Pretty much direct implementation of the theory.

Complete source code

{-

EBNF Syntax of regular expressions and words

 R ::= 'x' | 'y' | ...              alphabet symbols
     | epsilon                      represents the empty string
     | phi                          represents the empty language
     | R + R                        alternatives
     | R . R                        concatenation
     | R*                           Kleene star
     | (R)                          Grouping via parentheses


 W ::= epsilon | 'x' | 'y' | ...
   | W W

-}

-- Data type to represent regular expressions.
data R = Phi
       | Epsilon
       | Sym Char
       | Alt R R
       | Conc R R
       | Star R deriving Eq  -- automatically derive equality among regular expressions

{-
-- The following instance can be derived automatically.
instance Eq R where
   (==) Phi Phi = True
   (==) Epsilon Epsilon = True
   (==) (Sym x) (Sym y) = x == y
   (==) (Alt r1 r2) (Alt s1 s2) = r1 == s1 && r2 == s2
   (==) (Conc r1 r2) (Conc s1 s2) = r1 == s1 && r2 == s2
   (==) (Star r) (Star s) = r == s
-}

-- Show instance for regular expressions
instance Show R where
  show Phi = "PHI"
  show Epsilon = ""
  show (Sym x) = [x]
  show (Alt r s) = "(" ++ show r ++  "+" ++ show s ++ ")"
  show (Conc r s) = "(" ++ show r ++  "." ++ show s ++ ")"
  show (Star s) = "(" ++ show s ++ ")" ++ "*"


-- some regular expressions plus short-hands
x = Sym 'x'
y = Sym 'y'

r1 = Star x
r2 = Star $ Alt x y
r3 = Conc y r2
r4 = Alt (Conc Epsilon r1) r1

-- Epsilon or r.
opt :: R -> R
opt r = Alt r Epsilon

-- One or more iterations.
kleenePlus :: R -> R
kleenePlus r = Conc r (Star r)


-----------------------------------------------------------------------
-- Writing functions that operate on data types via pattern matching.


-- Yield True if epsilon is part of the language, otherwise, we find False.
nullable :: R -> Bool
nullable Phi = False
nullable Epsilon = True
nullable Sym{} = False
-- spelled out as the following.
-- nullable (Sym _) = False
nullable (Alt r s) = nullable r || nullable s
nullable (Conc r s) = nullable r && nullable s
nullable Star{} = True

-- Simplifying expressions:
-- epsilon . R = R
-- R + R = R
--
-- We build a "fixpoint"!
-- We apply helper simp2 until no further simplifications can be applied.
-- Why is this necessary? Hint. Consider example r4.
simp :: R -> R
simp r = let s = simp2 r
         in if s == r then r
            else simp s
     where
        simp2 (Conc Epsilon r) = simp2 r
        simp2 (Conc r s) = Conc (simp2 r) (simp2 s)
        simp2 (Alt r s)
           | r == s    = simp2 r
           | otherwise = Alt (simp2 r) (simp2 s)
        simp2 (Star r) = Star $ simp2 r
        simp2 r = r


------------------
-- https://en.wikipedia.org/wiki/Brzozowski_derivative


deriv :: Char -> R -> R
deriv _ Epsilon = Phi
deriv _ Phi = Phi
deriv x (Sym y)
  | x == y    = Epsilon
  | otherwise = Phi
deriv x (Alt r s) = Alt (deriv x r) (deriv x s)
deriv x (Conc r s)
  | nullable r = Alt (Conc (deriv x r) s) (deriv x s)

··········

Set task A:
Determine whether each of the following statements agrees with the regular-expression code: (i) the Show instance renders Phi as "PHI"; (ii) nullable yields False for a starred expression; (iii) equality among regular expressions is derived automatically. For each, answer yes or no and quote the deciding words of the regular-expression code.
Set task B:
Output verbatim the part of the regular-expression code that opens with the words containing "kleenePlus :: R" and closes with "via pattern matching.".

Dataset:
··········

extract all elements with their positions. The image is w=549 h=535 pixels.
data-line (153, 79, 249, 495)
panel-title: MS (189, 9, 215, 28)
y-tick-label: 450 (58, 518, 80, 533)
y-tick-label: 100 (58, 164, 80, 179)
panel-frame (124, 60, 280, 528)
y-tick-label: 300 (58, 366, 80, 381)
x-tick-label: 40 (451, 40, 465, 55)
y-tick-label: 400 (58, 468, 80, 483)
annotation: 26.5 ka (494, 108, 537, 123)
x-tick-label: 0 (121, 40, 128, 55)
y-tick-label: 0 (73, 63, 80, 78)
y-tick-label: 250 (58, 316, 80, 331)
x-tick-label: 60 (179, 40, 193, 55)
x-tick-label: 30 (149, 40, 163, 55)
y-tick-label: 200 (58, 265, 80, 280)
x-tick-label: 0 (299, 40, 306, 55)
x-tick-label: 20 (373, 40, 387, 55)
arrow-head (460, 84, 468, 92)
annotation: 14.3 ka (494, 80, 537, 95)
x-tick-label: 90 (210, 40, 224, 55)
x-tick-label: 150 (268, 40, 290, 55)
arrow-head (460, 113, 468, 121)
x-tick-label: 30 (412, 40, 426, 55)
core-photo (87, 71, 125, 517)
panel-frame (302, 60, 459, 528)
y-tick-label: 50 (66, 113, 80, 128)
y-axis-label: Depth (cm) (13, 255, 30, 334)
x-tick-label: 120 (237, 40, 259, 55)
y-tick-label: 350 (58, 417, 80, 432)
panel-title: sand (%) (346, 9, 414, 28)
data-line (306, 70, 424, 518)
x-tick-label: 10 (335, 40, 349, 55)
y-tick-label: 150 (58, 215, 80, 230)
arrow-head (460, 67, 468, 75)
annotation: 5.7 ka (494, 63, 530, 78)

··········

Final answer A:
(i) Yes: "show Phi = "PHI""
(ii) No: "nullable Star{} = True"
(iii) Yes: "automatically derive equality among regular expressions"

Final answer B:
kleenePlus :: R -> R
kleenePlus r = Conc r (Star r)


-----------------------------------------------------------------------
-- Writing functions that operate on data types via pattern matching.